No texto sobre a reparação da tragédia, quanto a fundação Renova afirma ter gasto até agora?

## Texto do documento
>>>
O pacto fechado depois da tragédia deixou nas mãos de uma fundação, a Renova --criada pelas mineradoras-- a aplicação de recursos repassados pelas empresas para o andamento das reparações. A fundação afirma ter gasto até agora R$ 15,5 bilhões com indenizações, obras e projetos.
Os governos de Minas Gerais e do Espírito Santo, porém, dizem que não estão satisfeitos com o andamento das reparações e querem passar a ter maior autonomia para aplicação de recursos.
"Estamos numa mesa de repactuação perante o CNJ. Vamos tentar fazer uma remodelagem daquela pactuação inicial, porque se mostrou muito burocrática", afirma o procurador-geral do Espírito Santo, Jasson Hibner Amaral.
Ele afirma que decisões que já tinham sido tomadas entre as partes dentro do processo de reparação foram levadas à Justiça pela Renova.
"Não estou fazendo uma crítica apenas à fundação, mas ela judicializou muitas questões (...). Então, ao invés de atingirmos o objetivo, que era restaurar a dignidade de atingidos, restaurar economicamente regiões atingidas, restaurar o meio ambiente, a questão virou uma espécie de guerra de pareceres", avaliou.
O procurador disse ser necessário um novo modelo para reparação da tragédia, mas afirmou que ainda não há uma definição de qual seria o formato ideal..
Um dos pontos que o procurador julgou serem modificados é quanto ao gerenciamento de recursos da reparação para a área da saúde. "Por exemplo, o fortalecimento do serviço público de saúde. Se houve adoecimento de pessoas por conta da contaminação da água, a gente entende que pode reforçar a estrutura de unidades de saúde", apontou.
Em Minas Gerais, a avaliação do governo é que a Renova fez muito pouco no processo de reparação. "As pessoas não foram devidamente indenizadas, ações ambientais estão muito atrasadas e os municípios não receberam praticamente nada", apontou a secretária de Planejamento do estado, Luísa Barreto.
<<<
## Informações fornecidas
>>>
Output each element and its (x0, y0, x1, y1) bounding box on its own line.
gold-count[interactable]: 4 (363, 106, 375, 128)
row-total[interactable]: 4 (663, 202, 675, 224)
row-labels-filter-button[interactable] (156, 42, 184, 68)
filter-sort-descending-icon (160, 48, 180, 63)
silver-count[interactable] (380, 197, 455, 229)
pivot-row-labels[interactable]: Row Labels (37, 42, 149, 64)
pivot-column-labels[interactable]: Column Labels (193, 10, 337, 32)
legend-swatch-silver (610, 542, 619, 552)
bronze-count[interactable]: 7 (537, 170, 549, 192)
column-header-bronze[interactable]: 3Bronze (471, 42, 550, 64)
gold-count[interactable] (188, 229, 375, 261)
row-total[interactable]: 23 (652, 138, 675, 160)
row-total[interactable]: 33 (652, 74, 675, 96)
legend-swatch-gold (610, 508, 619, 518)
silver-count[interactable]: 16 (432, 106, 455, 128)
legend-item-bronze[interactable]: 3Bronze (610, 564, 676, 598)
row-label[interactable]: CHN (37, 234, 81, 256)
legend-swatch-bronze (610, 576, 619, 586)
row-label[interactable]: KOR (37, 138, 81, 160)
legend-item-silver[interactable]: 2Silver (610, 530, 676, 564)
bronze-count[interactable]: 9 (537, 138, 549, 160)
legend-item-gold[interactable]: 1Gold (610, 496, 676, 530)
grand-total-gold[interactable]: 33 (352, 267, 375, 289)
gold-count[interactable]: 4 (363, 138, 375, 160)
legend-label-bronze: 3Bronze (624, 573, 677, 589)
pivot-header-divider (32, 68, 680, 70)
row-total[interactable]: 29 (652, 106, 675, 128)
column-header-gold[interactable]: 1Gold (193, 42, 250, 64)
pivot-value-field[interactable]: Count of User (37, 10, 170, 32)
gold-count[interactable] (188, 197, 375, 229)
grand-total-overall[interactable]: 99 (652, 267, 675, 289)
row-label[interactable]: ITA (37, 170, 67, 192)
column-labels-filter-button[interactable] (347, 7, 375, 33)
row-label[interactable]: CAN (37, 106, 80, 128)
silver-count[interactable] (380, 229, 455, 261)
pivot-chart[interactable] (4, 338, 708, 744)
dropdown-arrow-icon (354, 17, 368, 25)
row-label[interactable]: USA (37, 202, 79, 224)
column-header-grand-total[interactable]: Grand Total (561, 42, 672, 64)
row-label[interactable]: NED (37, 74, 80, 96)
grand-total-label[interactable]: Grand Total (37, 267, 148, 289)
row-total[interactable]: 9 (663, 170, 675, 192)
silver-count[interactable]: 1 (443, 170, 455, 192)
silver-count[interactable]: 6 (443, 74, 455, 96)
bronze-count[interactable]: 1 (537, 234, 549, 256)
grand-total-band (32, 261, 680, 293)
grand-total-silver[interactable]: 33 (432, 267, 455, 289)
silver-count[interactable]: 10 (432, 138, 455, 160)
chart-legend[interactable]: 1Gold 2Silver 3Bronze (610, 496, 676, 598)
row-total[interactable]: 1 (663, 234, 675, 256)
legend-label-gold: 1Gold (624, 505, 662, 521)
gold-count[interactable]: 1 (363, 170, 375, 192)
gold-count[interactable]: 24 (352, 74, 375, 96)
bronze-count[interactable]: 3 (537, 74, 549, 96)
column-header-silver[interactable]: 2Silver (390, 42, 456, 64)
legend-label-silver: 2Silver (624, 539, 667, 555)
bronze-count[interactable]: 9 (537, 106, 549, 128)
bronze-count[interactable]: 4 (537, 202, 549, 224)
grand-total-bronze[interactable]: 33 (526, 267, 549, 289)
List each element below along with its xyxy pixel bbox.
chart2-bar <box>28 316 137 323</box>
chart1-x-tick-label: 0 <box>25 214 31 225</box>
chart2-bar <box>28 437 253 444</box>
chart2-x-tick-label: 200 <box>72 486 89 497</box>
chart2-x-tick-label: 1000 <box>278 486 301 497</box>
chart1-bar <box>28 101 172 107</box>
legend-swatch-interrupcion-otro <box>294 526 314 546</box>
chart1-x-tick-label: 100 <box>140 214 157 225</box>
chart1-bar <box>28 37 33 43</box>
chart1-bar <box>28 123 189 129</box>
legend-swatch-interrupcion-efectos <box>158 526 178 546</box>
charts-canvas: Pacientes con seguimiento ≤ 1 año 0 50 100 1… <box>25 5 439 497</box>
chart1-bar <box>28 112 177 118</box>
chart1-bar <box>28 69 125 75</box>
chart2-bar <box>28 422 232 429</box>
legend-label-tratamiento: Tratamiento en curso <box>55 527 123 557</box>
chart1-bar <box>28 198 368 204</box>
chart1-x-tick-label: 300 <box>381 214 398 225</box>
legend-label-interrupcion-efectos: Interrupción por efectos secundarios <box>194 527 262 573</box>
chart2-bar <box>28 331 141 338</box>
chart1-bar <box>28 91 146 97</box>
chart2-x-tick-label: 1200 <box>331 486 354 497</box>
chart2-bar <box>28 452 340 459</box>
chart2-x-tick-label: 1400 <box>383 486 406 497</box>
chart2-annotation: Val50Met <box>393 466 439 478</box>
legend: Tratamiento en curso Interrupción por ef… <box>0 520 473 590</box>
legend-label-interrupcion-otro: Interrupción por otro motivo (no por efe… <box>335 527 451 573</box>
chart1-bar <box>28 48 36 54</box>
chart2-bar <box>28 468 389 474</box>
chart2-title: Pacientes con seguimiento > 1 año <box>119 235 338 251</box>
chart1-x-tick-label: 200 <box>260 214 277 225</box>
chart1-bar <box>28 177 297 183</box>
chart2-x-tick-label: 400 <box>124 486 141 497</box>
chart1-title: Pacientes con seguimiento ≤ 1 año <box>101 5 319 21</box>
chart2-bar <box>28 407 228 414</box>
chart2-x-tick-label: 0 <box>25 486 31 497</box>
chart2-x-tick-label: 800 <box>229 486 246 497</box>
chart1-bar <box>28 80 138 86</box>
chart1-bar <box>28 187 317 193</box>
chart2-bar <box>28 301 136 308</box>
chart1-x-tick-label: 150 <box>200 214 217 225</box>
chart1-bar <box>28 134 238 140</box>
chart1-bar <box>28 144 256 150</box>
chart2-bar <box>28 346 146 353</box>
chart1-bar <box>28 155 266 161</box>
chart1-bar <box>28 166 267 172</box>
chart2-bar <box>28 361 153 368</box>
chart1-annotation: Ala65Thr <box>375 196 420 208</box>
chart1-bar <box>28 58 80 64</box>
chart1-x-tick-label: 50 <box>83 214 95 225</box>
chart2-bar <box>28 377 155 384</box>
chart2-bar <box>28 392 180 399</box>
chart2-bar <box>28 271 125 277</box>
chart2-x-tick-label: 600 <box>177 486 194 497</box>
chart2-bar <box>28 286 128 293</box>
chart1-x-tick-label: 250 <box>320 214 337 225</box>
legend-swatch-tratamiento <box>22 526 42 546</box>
<<<
## Resposta escrita
R$ 15,5 bilhões, com indenizações, obras e projetos.